> _Written problem_
Each line that includes "this" counts once; give the total and nothing besides.

> _Extracted information_
+++++

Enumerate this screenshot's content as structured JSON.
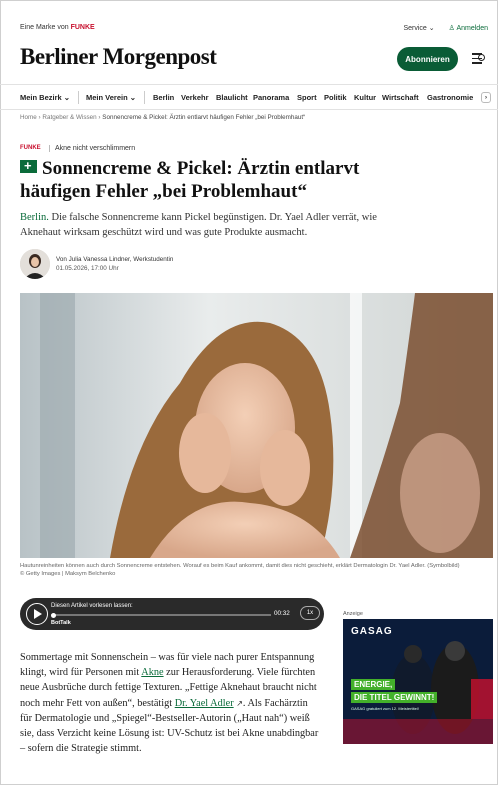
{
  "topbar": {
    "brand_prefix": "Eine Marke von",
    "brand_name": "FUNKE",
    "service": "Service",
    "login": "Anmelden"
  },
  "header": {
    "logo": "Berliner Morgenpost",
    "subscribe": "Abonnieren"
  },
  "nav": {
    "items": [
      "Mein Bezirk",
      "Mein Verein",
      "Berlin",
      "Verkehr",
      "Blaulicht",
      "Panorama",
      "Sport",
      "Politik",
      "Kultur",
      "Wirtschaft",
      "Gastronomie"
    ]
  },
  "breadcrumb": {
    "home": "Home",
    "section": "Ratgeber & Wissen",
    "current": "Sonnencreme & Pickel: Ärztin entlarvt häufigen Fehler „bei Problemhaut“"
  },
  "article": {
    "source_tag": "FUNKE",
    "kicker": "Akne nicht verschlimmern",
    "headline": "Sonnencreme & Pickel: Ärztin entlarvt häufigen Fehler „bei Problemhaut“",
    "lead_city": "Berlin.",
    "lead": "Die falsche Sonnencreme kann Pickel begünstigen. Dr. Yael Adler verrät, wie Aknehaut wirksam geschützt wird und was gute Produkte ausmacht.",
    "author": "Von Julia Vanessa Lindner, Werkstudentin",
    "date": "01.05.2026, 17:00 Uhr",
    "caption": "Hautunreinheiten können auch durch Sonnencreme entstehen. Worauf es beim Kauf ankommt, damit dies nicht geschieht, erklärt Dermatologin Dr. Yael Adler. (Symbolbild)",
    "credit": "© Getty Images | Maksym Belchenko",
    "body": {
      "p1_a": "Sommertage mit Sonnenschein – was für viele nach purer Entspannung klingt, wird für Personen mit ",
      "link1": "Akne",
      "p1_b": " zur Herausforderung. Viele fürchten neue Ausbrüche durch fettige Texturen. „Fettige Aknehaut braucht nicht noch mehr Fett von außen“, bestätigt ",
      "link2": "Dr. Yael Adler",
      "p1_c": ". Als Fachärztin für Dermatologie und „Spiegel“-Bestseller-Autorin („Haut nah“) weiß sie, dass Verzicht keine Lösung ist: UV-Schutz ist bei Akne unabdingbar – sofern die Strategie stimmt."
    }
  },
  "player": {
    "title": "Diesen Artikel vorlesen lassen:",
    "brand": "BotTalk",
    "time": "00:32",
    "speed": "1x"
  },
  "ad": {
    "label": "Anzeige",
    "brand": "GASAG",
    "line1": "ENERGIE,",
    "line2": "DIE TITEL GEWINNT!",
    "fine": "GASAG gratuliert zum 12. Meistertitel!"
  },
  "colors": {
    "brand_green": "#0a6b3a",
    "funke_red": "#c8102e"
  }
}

+++++

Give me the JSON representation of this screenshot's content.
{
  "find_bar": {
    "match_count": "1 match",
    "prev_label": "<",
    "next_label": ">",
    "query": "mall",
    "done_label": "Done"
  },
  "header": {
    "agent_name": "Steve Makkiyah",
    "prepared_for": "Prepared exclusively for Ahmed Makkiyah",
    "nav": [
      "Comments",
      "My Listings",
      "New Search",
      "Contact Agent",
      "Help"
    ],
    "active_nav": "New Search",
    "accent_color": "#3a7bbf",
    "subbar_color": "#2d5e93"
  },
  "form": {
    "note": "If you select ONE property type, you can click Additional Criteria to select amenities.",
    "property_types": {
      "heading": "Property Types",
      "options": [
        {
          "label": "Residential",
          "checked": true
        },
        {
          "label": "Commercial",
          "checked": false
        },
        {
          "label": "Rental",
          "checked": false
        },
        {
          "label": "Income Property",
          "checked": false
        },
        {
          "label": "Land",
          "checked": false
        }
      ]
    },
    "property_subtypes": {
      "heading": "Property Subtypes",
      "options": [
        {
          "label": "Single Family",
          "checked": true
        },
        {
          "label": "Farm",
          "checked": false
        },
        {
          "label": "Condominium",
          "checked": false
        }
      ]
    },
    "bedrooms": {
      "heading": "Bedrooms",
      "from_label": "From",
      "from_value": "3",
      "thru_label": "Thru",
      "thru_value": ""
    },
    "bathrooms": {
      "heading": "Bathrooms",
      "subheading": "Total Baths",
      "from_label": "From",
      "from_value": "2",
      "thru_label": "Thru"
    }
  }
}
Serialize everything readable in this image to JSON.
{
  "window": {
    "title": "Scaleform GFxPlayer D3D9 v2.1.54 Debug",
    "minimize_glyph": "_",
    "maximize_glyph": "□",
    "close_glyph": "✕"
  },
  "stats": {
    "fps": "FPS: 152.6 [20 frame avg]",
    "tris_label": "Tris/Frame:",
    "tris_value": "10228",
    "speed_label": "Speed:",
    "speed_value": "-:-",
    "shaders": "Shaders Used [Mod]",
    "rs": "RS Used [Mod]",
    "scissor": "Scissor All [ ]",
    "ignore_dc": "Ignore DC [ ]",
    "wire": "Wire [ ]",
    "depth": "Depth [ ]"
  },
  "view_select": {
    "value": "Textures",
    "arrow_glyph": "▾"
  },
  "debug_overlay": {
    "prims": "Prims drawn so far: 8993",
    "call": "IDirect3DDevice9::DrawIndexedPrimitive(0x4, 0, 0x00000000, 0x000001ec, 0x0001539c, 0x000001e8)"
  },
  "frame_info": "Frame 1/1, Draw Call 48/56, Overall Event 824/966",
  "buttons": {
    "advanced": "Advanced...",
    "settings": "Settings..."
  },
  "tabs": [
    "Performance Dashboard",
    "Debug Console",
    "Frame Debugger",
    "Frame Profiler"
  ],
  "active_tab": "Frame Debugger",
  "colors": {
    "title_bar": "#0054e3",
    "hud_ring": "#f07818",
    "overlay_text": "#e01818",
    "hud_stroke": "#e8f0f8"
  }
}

+++++

> _Task output_
3